WORK INSTRUCTIONS: Pick up the passage on Jewish Christmas Eve singles events and continue it from where it stops.

PASSAGE:
>>

During the 1990s and early 2000s, an additional event in the DC area was the Falafel Ball, hosted by a Jewish young professionals group in both Bethesda and DC proper.

Beginning in 2010, an informal group of Washington, DC, Jewish young professionals decided to organize another competitor to the Matzo Ball, the Falafel Frenzy, with all proceeds going to charity. The event has been successful in collecting money for local charities and continues to be held.

====Atlanta====
Christmas Eve events for single Atlanta Jews in the 1970s through 1990s included country music themed parties and parties hosted at the Masquerade nightclub by "David and David".

In the 1900s and 200s there were also competing events for mainstream audiences, such as an annual "Matzah Ball", unrelated to the SYJP event, and the 'Bagel Bash', and niche groups, such as the local NCJW section's 'Santa Klutz Ball' for older singles.

With the Matzo Ball's departure from Atlanta in 2011, the local community consolidated into a single major event, the Bagel Bash. By 2015, Bagel Bash was succeeded by Gozapalooza, and faced competition from the return of the Matzo Ball and a music event called the Jew Jam. Gozapalooza continued through 2017. Older singles also had their own events, including an unaffiliated 'Matzo Ball' in 2017, renamed 'Jewzapalooza!' in 2018.

====Houston====
For a number of years, the Houston JCC sponsored that city's annual 'Bagel Ball' Christmas Eve party, which is now run independently.

<<

EXCERPTED DATA:
>>

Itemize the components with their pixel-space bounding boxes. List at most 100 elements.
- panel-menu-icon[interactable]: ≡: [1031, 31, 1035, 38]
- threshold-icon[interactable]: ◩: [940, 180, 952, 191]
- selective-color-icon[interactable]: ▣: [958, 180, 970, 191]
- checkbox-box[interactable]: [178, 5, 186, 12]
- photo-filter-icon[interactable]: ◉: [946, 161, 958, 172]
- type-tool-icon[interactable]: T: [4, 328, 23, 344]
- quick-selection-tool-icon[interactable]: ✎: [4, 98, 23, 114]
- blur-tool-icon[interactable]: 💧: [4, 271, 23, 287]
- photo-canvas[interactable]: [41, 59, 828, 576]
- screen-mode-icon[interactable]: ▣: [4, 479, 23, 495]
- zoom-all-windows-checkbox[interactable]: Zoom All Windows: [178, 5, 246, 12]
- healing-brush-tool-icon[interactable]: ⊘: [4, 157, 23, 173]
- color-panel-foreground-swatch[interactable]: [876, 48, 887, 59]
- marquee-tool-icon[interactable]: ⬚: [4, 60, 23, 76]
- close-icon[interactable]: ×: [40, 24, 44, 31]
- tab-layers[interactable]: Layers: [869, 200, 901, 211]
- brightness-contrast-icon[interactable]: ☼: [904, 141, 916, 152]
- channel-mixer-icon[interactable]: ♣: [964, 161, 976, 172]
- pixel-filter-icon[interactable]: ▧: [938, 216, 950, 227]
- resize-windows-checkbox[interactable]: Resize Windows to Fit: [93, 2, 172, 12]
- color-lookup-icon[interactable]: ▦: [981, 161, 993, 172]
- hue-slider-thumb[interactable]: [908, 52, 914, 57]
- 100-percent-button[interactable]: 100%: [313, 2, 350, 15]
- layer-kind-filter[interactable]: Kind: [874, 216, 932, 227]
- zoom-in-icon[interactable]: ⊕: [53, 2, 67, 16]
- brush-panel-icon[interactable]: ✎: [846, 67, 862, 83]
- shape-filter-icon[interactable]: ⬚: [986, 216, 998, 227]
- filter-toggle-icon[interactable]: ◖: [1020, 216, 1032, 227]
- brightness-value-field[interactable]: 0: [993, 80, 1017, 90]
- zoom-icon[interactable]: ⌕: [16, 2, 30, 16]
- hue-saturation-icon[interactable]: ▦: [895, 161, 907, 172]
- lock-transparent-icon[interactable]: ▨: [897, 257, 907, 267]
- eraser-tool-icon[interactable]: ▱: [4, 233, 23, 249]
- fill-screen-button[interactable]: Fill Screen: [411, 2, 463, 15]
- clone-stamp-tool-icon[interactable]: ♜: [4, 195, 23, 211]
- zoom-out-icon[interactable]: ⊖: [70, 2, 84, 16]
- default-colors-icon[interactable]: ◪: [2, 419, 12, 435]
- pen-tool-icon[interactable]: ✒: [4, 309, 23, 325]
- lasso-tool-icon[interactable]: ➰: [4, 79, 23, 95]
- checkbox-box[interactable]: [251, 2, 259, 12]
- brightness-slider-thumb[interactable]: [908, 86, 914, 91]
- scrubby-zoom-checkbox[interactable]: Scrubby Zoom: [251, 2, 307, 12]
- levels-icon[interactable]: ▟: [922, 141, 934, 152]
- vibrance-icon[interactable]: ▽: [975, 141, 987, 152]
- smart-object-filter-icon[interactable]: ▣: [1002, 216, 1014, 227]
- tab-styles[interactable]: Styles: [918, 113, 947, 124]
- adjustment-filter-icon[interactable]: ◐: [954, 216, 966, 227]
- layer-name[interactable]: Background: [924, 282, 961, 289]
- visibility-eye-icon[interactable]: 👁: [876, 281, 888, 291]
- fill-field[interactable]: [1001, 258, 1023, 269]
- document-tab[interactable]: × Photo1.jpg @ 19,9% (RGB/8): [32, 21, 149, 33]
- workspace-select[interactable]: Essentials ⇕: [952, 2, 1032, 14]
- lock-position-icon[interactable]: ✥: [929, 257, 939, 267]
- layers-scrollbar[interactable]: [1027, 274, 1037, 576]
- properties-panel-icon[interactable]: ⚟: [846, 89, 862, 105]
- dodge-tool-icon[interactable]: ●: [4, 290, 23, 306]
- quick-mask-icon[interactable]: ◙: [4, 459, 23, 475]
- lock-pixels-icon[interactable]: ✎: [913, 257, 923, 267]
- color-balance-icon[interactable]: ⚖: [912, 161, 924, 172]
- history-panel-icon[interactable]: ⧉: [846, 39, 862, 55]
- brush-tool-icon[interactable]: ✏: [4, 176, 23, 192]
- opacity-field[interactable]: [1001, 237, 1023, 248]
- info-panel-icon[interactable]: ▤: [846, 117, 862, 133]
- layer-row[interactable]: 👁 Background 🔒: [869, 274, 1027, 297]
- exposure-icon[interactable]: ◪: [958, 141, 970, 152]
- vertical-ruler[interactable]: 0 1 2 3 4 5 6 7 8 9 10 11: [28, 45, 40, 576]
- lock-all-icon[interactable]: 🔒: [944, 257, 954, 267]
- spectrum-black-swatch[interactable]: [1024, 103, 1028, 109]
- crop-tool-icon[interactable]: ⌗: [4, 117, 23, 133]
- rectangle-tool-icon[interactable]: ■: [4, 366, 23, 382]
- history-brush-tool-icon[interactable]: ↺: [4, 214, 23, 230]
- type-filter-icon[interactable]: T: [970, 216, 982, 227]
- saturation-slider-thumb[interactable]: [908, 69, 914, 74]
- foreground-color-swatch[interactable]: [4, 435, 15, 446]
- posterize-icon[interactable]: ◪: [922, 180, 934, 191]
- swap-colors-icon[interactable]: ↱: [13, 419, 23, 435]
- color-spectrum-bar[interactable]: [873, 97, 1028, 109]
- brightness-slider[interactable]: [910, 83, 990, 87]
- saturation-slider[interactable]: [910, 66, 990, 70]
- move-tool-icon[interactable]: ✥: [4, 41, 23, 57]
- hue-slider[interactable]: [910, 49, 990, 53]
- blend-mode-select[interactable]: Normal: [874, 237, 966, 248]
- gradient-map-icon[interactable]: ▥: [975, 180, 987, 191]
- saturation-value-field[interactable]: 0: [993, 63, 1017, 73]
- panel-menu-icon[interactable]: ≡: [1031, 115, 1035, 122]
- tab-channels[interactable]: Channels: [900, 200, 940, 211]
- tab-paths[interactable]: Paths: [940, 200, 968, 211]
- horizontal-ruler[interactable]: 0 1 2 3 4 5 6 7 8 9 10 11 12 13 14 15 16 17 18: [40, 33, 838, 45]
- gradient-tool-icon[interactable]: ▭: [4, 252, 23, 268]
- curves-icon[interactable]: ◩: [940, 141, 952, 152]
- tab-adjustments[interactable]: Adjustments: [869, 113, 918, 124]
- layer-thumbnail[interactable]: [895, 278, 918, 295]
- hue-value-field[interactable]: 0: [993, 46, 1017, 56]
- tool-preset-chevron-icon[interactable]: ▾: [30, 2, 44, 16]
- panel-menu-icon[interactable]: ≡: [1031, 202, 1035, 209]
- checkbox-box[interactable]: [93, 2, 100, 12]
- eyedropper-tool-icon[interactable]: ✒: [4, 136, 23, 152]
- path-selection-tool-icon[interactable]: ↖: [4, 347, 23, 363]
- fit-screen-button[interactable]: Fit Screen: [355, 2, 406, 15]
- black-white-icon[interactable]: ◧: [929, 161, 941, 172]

<<

ANSWER AREA:
===Heeb Magazine 'Heebonism' events===
Heeb Magazine sponsored and organized its 'Heebonism' events in various U.S. cities on Christmas Eve, targeted toward a "hip" audience seeking an alternative to events like the Matzo Ball, beginning in the late 2000s. By 2009, Heebonism had expanded to five cities nationally. Nationally, Heebonism organizers sought to offer a more "culturally substantive" and non-conformist event, with activities including "strip dreidel", video games, and light food. At the Los Angeles/Palm Springs Heebonism in 2009, strip dreidel was led by porn stars James Deen and Joanna Angel. In Denver, the local Heebonism event had its origin as a private pre-party for those seeking alternative entertainment before heading to the Matzo Ball. In 2010, Heeb ceased production of its magazine and became an online only publication but publisher Josh Neuman stated that the entity still intended to organize its annual Christmas eve Heebonism parties. However, Heebonism events retrenched and the Heebonism 2014 New York event was the last advertised.

===Jewish community organized events===
Other major cities have homegrown and well-attended Christmas Eve Jewish singles events, typically run by local Jewish community organizations in cities in which the Matzo Ball and The Ball have not held events or in which they did not stay.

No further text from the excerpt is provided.